# WRITTEN PROBLEM
Would you output the whole listing below, exactly as it reads?

[Entries from a dataset]

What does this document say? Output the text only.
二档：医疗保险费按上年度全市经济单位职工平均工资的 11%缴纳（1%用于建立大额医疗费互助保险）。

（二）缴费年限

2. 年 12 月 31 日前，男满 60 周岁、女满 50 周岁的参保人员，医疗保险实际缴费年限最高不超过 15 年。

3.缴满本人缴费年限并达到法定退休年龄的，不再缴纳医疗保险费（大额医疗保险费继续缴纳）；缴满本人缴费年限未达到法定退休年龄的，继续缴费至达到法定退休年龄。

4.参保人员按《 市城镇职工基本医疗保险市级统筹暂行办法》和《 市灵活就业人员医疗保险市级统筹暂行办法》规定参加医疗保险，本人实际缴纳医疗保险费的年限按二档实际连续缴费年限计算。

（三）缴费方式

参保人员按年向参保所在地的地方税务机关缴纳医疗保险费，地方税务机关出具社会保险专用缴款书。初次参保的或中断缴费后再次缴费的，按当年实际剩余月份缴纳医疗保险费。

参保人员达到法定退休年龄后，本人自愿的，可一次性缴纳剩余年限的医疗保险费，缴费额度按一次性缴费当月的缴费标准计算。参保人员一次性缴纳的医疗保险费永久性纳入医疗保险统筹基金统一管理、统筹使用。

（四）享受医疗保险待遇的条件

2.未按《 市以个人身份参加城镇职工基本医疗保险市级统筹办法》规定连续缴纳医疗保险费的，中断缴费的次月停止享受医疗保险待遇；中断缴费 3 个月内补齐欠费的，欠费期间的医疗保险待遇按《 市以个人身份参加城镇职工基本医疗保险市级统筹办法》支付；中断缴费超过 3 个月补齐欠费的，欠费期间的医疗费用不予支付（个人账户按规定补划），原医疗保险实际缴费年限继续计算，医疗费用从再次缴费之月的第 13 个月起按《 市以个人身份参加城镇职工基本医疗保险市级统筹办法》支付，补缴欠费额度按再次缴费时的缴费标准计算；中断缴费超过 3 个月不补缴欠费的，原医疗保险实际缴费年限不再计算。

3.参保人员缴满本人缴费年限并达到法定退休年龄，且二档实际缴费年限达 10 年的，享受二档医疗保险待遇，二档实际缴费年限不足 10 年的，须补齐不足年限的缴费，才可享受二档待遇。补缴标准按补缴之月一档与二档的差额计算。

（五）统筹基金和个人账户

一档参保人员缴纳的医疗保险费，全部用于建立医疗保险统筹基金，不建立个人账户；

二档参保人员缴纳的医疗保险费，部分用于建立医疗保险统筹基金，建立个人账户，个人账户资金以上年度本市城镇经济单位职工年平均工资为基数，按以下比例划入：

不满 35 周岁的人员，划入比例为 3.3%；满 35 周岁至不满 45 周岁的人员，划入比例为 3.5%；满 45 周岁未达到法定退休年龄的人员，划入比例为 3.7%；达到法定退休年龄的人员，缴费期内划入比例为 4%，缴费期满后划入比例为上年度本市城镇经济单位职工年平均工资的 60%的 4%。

# OUTPUT FOR THIS EXERCISE
What does this document say? Output the text only.
二档：医疗保险费按上年度全市经济单位职工平均工资的 11%缴纳（1%用于建立大额医疗费互助保险）。

（二）缴费年限

2. 年 12 月 31 日前，男满 60 周岁、女满 50 周岁的参保人员，医疗保险实际缴费年限最高不超过 15 年。

3.缴满本人缴费年限并达到法定退休年龄的，不再缴纳医疗保险费（大额医疗保险费继续缴纳）；缴满本人缴费年限未达到法定退休年龄的，继续缴费至达到法定退休年龄。

4.参保人员按《 市城镇职工基本医疗保险市级统筹暂行办法》和《 市灵活就业人员医疗保险市级统筹暂行办法》规定参加医疗保险，本人实际缴纳医疗保险费的年限按二档实际连续缴费年限计算。

（三）缴费方式

参保人员按年向参保所在地的地方税务机关缴纳医疗保险费，地方税务机关出具社会保险专用缴款书。初次参保的或中断缴费后再次缴费的，按当年实际剩余月份缴纳医疗保险费。

参保人员达到法定退休年龄后，本人自愿的，可一次性缴纳剩余年限的医疗保险费，缴费额度按一次性缴费当月的缴费标准计算。参保人员一次性缴纳的医疗保险费永久性纳入医疗保险统筹基金统一管理、统筹使用。

（四）享受医疗保险待遇的条件

2.未按《 市以个人身份参加城镇职工基本医疗保险市级统筹办法》规定连续缴纳医疗保险费的，中断缴费的次月停止享受医疗保险待遇；中断缴费 3 个月内补齐欠费的，欠费期间的医疗保险待遇按《 市以个人身份参加城镇职工基本医疗保险市级统筹办法》支付；中断缴费超过 3 个月补齐欠费的，欠费期间的医疗费用不予支付（个人账户按规定补划），原医疗保险实际缴费年限继续计算，医疗费用从再次缴费之月的第 13 个月起按《 市以个人身份参加城镇职工基本医疗保险市级统筹办法》支付，补缴欠费额度按再次缴费时的缴费标准计算；中断缴费超过 3 个月不补缴欠费的，原医疗保险实际缴费年限不再计算。

3.参保人员缴满本人缴费年限并达到法定退休年龄，且二档实际缴费年限达 10 年的，享受二档医疗保险待遇，二档实际缴费年限不足 10 年的，须补齐不足年限的缴费，才可享受二档待遇。补缴标准按补缴之月一档与二档的差额计算。

（五）统筹基金和个人账户

一档参保人员缴纳的医疗保险费，全部用于建立医疗保险统筹基金，不建立个人账户；

二档参保人员缴纳的医疗保险费，部分用于建立医疗保险统筹基金，建立个人账户，个人账户资金以上年度本市城镇经济单位职工年平均工资为基数，按以下比例划入：

不满 35 周岁的人员，划入比例为 3.3%；满 35 周岁至不满 45 周岁的人员，划入比例为 3.5%；满 45 周岁未达到法定退休年龄的人员，划入比例为 3.7%；达到法定退休年龄的人员，缴费期内划入比例为 4%，缴费期满后划入比例为上年度本市城镇经济单位职工年平均工资的 60%的 4%。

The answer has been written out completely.